Dataset rows

━━━━━━━━

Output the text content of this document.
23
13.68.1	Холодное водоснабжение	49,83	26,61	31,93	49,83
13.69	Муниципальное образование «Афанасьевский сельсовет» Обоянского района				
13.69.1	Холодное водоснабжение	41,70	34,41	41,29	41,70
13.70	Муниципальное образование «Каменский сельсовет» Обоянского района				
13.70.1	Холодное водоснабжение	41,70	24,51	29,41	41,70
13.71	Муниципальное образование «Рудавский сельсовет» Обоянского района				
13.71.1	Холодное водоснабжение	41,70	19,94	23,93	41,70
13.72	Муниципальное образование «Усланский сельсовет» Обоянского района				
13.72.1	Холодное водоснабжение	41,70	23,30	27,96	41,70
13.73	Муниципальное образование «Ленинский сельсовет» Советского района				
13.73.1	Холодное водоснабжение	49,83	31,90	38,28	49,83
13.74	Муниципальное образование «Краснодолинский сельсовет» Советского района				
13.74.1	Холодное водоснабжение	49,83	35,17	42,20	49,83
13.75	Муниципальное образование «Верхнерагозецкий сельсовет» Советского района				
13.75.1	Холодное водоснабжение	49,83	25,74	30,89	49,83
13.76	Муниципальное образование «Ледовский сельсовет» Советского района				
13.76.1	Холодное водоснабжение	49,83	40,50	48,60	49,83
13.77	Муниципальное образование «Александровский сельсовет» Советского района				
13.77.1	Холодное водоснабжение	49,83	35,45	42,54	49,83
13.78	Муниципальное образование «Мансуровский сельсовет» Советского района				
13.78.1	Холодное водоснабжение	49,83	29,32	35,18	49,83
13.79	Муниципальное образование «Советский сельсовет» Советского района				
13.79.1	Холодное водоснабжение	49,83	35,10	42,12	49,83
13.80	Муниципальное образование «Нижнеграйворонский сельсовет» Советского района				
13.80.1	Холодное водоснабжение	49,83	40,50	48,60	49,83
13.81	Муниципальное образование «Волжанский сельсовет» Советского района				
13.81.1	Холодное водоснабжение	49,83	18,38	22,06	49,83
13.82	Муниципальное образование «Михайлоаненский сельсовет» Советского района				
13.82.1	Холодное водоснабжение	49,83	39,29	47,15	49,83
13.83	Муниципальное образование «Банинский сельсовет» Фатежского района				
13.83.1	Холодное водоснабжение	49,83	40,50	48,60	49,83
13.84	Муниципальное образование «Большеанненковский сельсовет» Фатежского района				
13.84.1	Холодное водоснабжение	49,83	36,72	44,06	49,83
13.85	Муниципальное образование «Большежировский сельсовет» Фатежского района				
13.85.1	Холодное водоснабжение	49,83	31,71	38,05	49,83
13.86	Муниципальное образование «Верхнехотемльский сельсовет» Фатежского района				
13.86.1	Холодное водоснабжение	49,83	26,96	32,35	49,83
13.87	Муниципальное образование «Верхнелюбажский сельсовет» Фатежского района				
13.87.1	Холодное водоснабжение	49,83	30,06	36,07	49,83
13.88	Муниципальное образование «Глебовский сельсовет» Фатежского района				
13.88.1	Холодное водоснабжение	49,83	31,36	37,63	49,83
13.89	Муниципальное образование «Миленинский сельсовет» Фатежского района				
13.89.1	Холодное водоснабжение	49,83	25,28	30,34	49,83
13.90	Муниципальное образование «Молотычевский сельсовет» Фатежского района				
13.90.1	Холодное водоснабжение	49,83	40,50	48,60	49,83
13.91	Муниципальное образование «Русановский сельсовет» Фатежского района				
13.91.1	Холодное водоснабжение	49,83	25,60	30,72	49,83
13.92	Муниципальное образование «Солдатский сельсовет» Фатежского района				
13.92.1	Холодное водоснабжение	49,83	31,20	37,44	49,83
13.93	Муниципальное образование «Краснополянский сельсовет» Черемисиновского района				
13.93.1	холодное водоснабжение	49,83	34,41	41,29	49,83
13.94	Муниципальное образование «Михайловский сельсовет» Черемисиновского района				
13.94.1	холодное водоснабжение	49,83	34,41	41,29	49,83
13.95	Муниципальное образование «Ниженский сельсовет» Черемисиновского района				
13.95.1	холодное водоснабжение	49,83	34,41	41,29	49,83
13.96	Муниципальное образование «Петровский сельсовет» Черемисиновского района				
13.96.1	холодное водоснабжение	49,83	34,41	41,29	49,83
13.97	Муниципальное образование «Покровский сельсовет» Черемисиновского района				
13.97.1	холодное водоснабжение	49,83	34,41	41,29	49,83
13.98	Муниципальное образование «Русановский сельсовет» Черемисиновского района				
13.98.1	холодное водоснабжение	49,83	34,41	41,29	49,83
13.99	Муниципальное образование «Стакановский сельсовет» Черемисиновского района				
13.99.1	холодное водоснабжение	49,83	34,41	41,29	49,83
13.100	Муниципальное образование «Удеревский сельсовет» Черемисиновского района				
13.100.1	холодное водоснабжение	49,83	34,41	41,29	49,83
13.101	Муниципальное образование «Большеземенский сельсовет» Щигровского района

━━━━━━━━

Among the entries above, identify all lines with "Фатежского" and copy them.

TASK RESPONSE
13.83	Муниципальное образование «Банинский сельсовет» Фатежского района				
13.84	Муниципальное образование «Большеанненковский сельсовет» Фатежского района				
13.85	Муниципальное образование «Большежировский сельсовет» Фатежского района				
13.86	Муниципальное образование «Верхнехотемльский сельсовет» Фатежского района				
13.87	Муниципальное образование «Верхнелюбажский сельсовет» Фатежского района				
13.88	Муниципальное образование «Глебовский сельсовет» Фатежского района				
13.89	Муниципальное образование «Миленинский сельсовет» Фатежского района				
13.90	Муниципальное образование «Молотычевский сельсовет» Фатежского района				
13.91	Муниципальное образование «Русановский сельсовет» Фатежского района				
13.92	Муниципальное образование «Солдатский сельсовет» Фатежского района				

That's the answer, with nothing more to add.